What is required
Every line containing the word "经济体制" needs to be found and copied.
-------
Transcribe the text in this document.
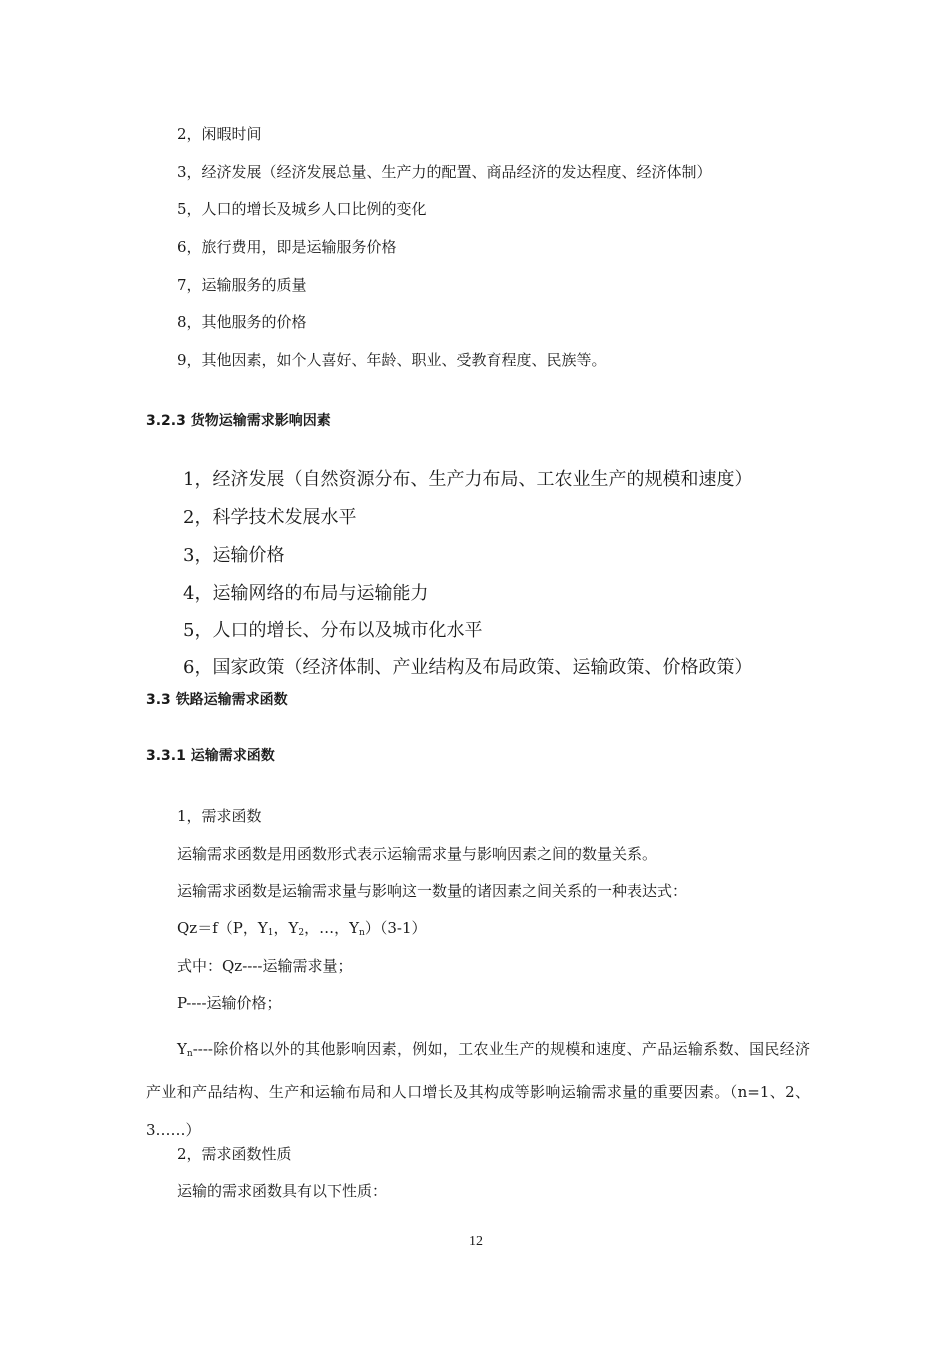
2，闲暇时间
3，经济发展（经济发展总量、生产力的配置、商品经济的发达程度、经济体制）
5，人口的增长及城乡人口比例的变化
6，旅行费用，即是运输服务价格
7，运输服务的质量
8，其他服务的价格
9，其他因素，如个人喜好、年龄、职业、受教育程度、民族等。
3.2.3 货物运输需求影响因素
1，经济发展（自然资源分布、生产力布局、工农业生产的规模和速度）
2，科学技术发展水平
3，运输价格
4，运输网络的布局与运输能力
5，人口的增长、分布以及城市化水平
6，国家政策（经济体制、产业结构及布局政策、运输政策、价格政策）
3.3 铁路运输需求函数
3.3.1 运输需求函数
1，需求函数
运输需求函数是用函数形式表示运输需求量与影响因素之间的数量关系。
运输需求函数是运输需求量与影响这一数量的诸因素之间关系的一种表达式：
Qz＝f（P，$Y_1$，$Y_2$，…，$Y_n)(3-1)$
式中：Qz----运输需求量；
P----运输价格；
$Y_n----$除价格以外的其他影响因素，例如，工农业生产的规模和速度、产品运输系数、国民经济产业和产品结构、生产和运输布局和人口增长及其构成等影响运输需求量的重要因素。（n=1、2、3……）
2，需求函数性质
运输的需求函数具有以下性质：
12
-------
Worked solution
3，经济发展（经济发展总量、生产力的配置、商品经济的发达程度、经济体制）
6，国家政策（经济体制、产业结构及布局政策、运输政策、价格政策）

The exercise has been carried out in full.